In the data that follows, find the line containing "Parse this screenshot: output"; then quote that line and every line after it, exactly, through the last one.
--- start of Task input ---
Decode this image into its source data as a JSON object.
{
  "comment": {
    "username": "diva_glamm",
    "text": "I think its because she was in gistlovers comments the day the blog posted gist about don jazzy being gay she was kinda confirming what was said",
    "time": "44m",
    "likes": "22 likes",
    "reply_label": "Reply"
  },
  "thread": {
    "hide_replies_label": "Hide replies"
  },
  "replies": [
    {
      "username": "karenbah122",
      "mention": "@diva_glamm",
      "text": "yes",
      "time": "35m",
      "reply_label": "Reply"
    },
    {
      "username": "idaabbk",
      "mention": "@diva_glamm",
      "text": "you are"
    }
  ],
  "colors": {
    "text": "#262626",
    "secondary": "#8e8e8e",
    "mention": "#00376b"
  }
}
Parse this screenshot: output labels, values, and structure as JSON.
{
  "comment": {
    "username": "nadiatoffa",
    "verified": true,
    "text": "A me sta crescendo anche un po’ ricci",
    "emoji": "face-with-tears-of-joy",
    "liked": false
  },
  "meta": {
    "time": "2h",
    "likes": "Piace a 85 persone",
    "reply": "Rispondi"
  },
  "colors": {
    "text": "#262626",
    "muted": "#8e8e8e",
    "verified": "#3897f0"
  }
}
--- end of Task input ---
| Task response |
Parse this screenshot: output labels, values, and structure as JSON.
{
  "comment": {
    "username": "nadiatoffa",
    "verified": true,
    "text": "A me sta crescendo anche un po’ ricci",
    "emoji": "face-with-tears-of-joy",
    "liked": false
  },
  "meta": {
    "time": "2h",
    "likes": "Piace a 85 persone",
    "reply": "Rispondi"
  },
  "colors": {
    "text": "#262626",
    "muted": "#8e8e8e",
    "verified": "#3897f0"
  }
}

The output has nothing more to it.